Copy the data below exactly, omitting any picture it contains.

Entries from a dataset
+ + + +

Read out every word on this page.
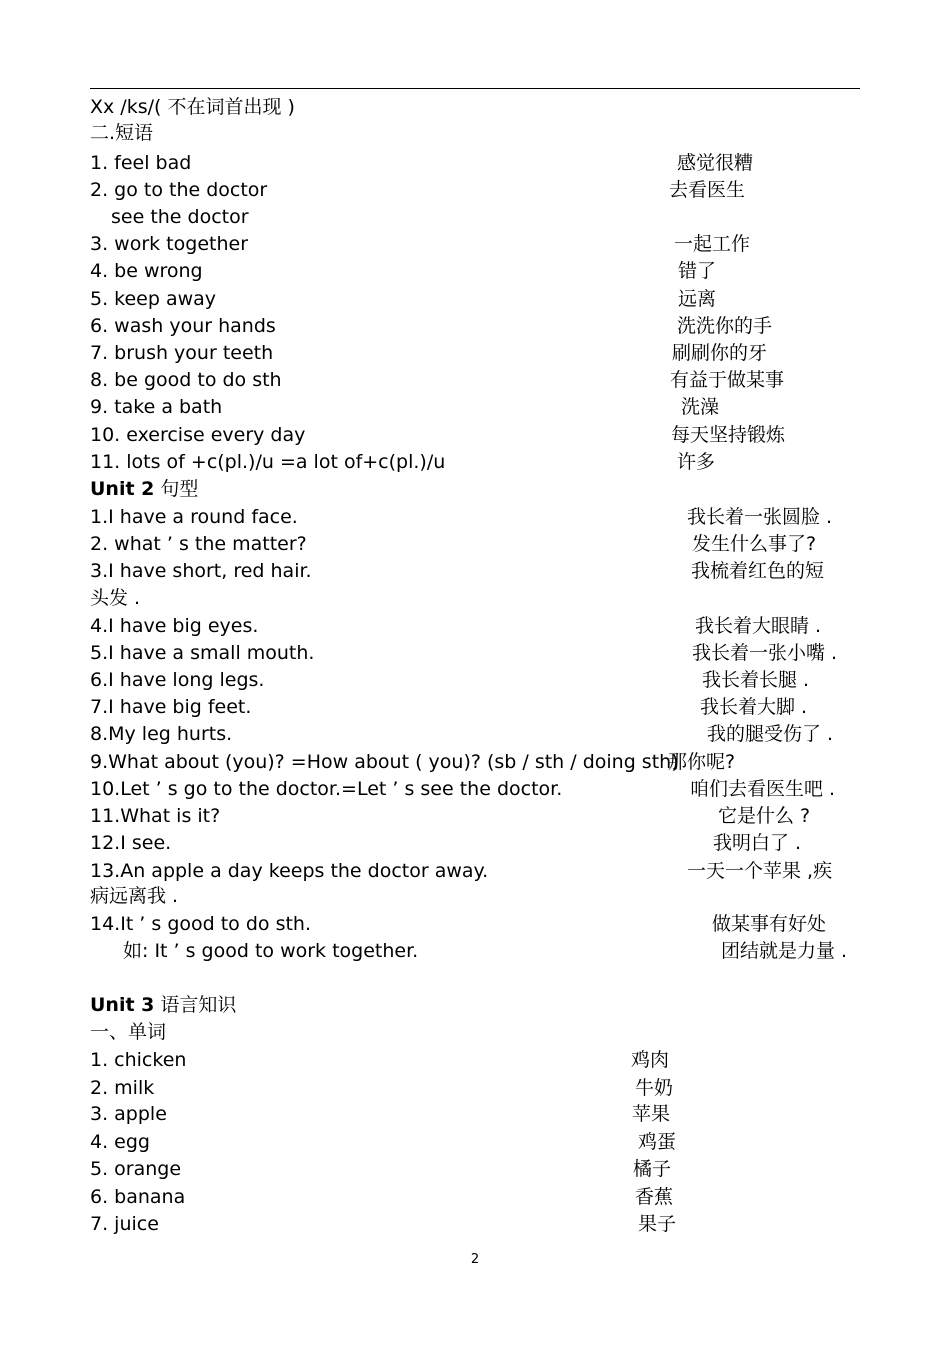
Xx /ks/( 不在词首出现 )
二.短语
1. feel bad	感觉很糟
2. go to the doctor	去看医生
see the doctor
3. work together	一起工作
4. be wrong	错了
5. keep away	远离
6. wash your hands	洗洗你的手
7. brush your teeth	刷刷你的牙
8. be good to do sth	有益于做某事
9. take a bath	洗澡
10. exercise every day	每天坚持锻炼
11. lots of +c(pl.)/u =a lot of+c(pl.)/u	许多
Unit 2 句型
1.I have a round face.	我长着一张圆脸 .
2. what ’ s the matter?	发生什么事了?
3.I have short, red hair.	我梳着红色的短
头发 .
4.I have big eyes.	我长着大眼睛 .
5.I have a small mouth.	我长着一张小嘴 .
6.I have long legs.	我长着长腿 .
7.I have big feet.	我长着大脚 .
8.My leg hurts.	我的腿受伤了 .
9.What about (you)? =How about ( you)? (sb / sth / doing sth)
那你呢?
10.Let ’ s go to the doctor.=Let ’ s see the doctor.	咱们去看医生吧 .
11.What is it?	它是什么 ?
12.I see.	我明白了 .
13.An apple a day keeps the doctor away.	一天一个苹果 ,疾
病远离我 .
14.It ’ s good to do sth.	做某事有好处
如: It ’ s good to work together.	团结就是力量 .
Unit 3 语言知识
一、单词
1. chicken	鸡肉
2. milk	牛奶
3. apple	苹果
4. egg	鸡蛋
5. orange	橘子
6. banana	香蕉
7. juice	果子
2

+ + + +

_The answer:_
Read out every word on this page.
Xx /ks/( 不在词首出现 )
二.短语
1. feel bad	感觉很糟
2. go to the doctor	去看医生
see the doctor
3. work together	一起工作
4. be wrong	错了
5. keep away	远离
6. wash your hands	洗洗你的手
7. brush your teeth	刷刷你的牙
8. be good to do sth	有益于做某事
9. take a bath	洗澡
10. exercise every day	每天坚持锻炼
11. lots of +c(pl.)/u =a lot of+c(pl.)/u	许多
Unit 2 句型
1.I have a round face.	我长着一张圆脸 .
2. what ’ s the matter?	发生什么事了?
3.I have short, red hair.	我梳着红色的短
头发 .
4.I have big eyes.	我长着大眼睛 .
5.I have a small mouth.	我长着一张小嘴 .
6.I have long legs.	我长着长腿 .
7.I have big feet.	我长着大脚 .
8.My leg hurts.	我的腿受伤了 .
9.What about (you)? =How about ( you)? (sb / sth / doing sth)
那你呢?
10.Let ’ s go to the doctor.=Let ’ s see the doctor.	咱们去看医生吧 .
11.What is it?	它是什么 ?
12.I see.	我明白了 .
13.An apple a day keeps the doctor away.	一天一个苹果 ,疾
病远离我 .
14.It ’ s good to do sth.	做某事有好处
如: It ’ s good to work together.	团结就是力量 .
Unit 3 语言知识
一、单词
1. chicken	鸡肉
2. milk	牛奶
3. apple	苹果
4. egg	鸡蛋
5. orange	橘子
6. banana	香蕉
7. juice	果子
2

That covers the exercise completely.